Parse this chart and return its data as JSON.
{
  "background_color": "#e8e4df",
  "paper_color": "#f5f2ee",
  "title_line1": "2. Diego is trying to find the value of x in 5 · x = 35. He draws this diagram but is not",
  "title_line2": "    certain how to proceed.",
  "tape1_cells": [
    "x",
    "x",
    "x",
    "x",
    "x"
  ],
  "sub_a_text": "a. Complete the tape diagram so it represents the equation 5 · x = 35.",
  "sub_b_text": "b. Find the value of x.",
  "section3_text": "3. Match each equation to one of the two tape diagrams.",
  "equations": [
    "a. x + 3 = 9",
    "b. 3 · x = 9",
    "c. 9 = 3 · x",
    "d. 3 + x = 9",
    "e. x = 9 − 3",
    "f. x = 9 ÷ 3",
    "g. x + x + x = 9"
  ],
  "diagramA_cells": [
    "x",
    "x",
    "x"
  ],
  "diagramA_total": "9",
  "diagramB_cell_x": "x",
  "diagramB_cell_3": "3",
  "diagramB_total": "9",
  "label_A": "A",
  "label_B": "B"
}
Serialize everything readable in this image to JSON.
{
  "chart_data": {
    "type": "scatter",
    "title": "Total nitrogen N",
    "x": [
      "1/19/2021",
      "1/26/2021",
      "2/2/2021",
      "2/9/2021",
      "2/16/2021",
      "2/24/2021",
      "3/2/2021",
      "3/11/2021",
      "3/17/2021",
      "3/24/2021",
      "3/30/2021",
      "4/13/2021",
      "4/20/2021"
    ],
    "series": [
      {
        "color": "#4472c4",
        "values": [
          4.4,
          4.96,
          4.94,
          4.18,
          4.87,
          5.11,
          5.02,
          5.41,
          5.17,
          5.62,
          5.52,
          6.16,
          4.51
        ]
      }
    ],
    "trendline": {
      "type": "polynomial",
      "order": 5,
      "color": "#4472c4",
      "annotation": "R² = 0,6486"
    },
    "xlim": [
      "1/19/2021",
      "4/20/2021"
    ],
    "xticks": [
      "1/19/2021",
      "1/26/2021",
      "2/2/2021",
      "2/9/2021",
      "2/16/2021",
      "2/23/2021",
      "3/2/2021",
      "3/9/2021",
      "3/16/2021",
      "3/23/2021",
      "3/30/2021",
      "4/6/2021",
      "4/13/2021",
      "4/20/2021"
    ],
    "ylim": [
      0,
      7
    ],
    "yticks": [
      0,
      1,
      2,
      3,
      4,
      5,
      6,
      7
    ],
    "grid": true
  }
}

= SHORT TASK =
Reproduce the material exactly, with every line intact.

= ANSWER FOR THIS EXERCISE =
Parse this chart and return its data as JSON.
{
  "background_color": "#e8e4df",
  "paper_color": "#f5f2ee",
  "title_line1": "2. Diego is trying to find the value of x in 5 · x = 35. He draws this diagram but is not",
  "title_line2": "    certain how to proceed.",
  "tape1_cells": [
    "x",
    "x",
    "x",
    "x",
    "x"
  ],
  "sub_a_text": "a. Complete the tape diagram so it represents the equation 5 · x = 35.",
  "sub_b_text": "b. Find the value of x.",
  "section3_text": "3. Match each equation to one of the two tape diagrams.",
  "equations": [
    "a. x + 3 = 9",
    "b. 3 · x = 9",
    "c. 9 = 3 · x",
    "d. 3 + x = 9",
    "e. x = 9 − 3",
    "f. x = 9 ÷ 3",
    "g. x + x + x = 9"
  ],
  "diagramA_cells": [
    "x",
    "x",
    "x"
  ],
  "diagramA_total": "9",
  "diagramB_cell_x": "x",
  "diagramB_cell_3": "3",
  "diagramB_total": "9",
  "label_A": "A",
  "label_B": "B"
}
Serialize everything readable in this image to JSON.
{
  "chart_data": {
    "type": "scatter",
    "title": "Total nitrogen N",
    "x": [
      "1/19/2021",
      "1/26/2021",
      "2/2/2021",
      "2/9/2021",
      "2/16/2021",
      "2/24/2021",
      "3/2/2021",
      "3/11/2021",
      "3/17/2021",
      "3/24/2021",
      "3/30/2021",
      "4/13/2021",
      "4/20/2021"
    ],
    "series": [
      {
        "color": "#4472c4",
        "values": [
          4.4,
          4.96,
          4.94,
          4.18,
          4.87,
          5.11,
          5.02,
          5.41,
          5.17,
          5.62,
          5.52,
          6.16,
          4.51
        ]
      }
    ],
    "trendline": {
      "type": "polynomial",
      "order": 5,
      "color": "#4472c4",
      "annotation": "R² = 0,6486"
    },
    "xlim": [
      "1/19/2021",
      "4/20/2021"
    ],
    "xticks": [
      "1/19/2021",
      "1/26/2021",
      "2/2/2021",
      "2/9/2021",
      "2/16/2021",
      "2/23/2021",
      "3/2/2021",
      "3/9/2021",
      "3/16/2021",
      "3/23/2021",
      "3/30/2021",
      "4/6/2021",
      "4/13/2021",
      "4/20/2021"
    ],
    "ylim": [
      0,
      7
    ],
    "yticks": [
      0,
      1,
      2,
      3,
      4,
      5,
      6,
      7
    ],
    "grid": true
  }
}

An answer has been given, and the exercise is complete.